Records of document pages
* * *

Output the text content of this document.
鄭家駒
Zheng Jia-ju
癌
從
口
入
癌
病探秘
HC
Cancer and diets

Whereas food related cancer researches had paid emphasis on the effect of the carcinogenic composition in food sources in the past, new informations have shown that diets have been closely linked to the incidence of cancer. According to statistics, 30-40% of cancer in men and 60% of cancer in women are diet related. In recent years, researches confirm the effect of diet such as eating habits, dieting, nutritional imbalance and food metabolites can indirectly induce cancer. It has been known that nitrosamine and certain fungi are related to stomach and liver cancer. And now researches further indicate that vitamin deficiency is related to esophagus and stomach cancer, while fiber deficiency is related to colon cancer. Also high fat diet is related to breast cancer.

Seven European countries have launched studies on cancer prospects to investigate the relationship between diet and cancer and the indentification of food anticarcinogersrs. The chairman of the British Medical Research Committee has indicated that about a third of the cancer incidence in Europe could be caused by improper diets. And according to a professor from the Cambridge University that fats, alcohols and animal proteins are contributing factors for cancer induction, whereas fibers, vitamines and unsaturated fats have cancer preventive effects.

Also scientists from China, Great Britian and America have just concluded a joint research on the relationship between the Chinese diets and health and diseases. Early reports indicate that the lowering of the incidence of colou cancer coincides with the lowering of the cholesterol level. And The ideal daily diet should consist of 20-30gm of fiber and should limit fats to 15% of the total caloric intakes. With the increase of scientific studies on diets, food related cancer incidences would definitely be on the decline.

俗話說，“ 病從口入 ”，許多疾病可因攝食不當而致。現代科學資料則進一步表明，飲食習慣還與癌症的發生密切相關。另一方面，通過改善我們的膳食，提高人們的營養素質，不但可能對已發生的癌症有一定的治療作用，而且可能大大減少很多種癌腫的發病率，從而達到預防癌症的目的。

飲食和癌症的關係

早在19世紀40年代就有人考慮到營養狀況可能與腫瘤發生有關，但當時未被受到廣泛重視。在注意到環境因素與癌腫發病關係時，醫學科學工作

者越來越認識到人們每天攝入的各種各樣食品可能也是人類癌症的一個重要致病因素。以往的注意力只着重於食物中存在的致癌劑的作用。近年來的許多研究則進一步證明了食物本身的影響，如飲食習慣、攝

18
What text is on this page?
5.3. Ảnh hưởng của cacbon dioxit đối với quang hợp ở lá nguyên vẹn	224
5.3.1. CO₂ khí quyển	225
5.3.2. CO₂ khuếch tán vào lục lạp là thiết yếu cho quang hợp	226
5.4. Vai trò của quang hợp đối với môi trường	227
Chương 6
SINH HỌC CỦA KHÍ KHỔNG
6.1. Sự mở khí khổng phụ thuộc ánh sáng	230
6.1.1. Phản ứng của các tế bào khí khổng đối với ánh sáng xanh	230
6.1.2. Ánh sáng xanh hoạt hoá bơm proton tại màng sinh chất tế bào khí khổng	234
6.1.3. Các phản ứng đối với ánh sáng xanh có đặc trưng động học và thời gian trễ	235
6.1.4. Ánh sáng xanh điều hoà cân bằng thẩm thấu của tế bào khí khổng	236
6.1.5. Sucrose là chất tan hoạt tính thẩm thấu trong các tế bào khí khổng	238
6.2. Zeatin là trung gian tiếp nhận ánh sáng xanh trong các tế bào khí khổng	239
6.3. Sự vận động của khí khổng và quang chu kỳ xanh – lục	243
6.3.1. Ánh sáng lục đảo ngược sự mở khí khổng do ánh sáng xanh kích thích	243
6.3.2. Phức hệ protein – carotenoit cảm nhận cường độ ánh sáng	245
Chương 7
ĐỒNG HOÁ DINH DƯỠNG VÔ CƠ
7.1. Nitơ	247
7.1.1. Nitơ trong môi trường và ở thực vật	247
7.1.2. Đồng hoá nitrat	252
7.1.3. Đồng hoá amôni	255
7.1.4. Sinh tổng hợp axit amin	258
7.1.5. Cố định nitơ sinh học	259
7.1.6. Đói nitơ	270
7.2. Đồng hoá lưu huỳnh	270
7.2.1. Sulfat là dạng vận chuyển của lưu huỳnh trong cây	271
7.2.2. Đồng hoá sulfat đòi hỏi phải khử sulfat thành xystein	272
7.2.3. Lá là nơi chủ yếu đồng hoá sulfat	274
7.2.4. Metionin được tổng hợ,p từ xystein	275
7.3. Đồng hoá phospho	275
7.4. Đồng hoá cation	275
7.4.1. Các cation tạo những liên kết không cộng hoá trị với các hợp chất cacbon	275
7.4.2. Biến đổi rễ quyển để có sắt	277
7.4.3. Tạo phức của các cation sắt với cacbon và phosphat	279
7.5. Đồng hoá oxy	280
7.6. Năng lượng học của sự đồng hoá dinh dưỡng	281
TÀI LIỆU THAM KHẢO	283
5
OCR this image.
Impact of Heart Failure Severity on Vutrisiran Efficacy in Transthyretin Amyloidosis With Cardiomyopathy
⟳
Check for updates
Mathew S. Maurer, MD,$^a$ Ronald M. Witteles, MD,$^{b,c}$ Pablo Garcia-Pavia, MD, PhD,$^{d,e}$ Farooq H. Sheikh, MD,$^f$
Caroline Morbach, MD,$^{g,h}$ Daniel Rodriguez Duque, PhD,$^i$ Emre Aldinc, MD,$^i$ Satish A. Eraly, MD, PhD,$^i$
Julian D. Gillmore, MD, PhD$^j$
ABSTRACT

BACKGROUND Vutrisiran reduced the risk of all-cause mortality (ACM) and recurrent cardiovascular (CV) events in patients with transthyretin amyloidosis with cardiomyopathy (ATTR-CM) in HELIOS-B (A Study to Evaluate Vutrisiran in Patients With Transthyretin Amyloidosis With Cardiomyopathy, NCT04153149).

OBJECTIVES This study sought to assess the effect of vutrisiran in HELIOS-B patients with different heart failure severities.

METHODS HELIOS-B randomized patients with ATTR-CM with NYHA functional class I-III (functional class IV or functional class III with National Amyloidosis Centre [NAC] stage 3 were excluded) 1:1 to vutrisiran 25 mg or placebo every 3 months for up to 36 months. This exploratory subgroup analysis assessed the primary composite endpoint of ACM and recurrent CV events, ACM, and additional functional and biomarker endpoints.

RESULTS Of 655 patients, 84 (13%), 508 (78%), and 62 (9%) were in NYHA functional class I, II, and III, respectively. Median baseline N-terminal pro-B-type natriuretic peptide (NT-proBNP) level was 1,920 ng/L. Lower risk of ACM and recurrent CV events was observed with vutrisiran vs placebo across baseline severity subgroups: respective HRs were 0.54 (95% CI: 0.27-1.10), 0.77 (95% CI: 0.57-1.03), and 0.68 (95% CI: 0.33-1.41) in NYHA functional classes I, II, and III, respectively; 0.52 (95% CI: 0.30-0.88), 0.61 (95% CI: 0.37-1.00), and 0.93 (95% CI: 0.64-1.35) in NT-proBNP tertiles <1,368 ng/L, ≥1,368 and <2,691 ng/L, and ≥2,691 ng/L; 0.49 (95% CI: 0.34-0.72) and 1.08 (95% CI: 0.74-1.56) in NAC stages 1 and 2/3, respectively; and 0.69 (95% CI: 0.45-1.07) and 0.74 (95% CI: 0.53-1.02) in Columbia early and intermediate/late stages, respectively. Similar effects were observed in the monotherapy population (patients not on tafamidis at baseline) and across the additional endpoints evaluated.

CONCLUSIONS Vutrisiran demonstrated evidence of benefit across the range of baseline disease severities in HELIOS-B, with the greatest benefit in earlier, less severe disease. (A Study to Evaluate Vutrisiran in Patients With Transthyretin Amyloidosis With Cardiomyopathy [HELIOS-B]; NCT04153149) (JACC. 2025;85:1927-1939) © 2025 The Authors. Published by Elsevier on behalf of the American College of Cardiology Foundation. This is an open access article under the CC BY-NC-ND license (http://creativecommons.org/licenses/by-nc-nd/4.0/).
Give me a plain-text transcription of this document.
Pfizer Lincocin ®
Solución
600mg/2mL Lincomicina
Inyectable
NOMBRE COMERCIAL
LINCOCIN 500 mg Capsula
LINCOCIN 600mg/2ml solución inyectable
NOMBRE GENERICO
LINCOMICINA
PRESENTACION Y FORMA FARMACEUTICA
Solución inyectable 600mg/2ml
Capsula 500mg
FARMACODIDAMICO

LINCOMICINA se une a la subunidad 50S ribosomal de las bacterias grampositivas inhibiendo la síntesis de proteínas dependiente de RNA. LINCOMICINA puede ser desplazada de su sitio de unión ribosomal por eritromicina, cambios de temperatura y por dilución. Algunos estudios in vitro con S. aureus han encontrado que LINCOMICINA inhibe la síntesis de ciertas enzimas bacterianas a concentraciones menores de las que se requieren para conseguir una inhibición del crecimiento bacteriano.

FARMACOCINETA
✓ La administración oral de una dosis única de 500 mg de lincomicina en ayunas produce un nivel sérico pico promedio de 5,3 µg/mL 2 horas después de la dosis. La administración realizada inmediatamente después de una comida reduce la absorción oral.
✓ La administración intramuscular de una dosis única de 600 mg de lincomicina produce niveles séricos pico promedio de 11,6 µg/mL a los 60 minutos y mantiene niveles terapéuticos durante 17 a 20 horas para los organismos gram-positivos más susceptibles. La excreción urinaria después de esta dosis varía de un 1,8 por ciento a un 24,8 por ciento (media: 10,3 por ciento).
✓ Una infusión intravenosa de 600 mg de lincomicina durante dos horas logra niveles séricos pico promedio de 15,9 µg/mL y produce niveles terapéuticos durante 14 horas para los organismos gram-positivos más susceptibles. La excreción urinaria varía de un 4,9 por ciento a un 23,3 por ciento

* * *

__ACTIVITY__:
The answer must be every line of the records above that holds the word "nhận".

__RESPONSE__:
6.2. Zeatin là trung gian tiếp nhận ánh sáng xanh trong các tế bào khí khổng	239
6.3.2. Phức hệ protein – carotenoit cảm nhận cường độ ánh sáng	245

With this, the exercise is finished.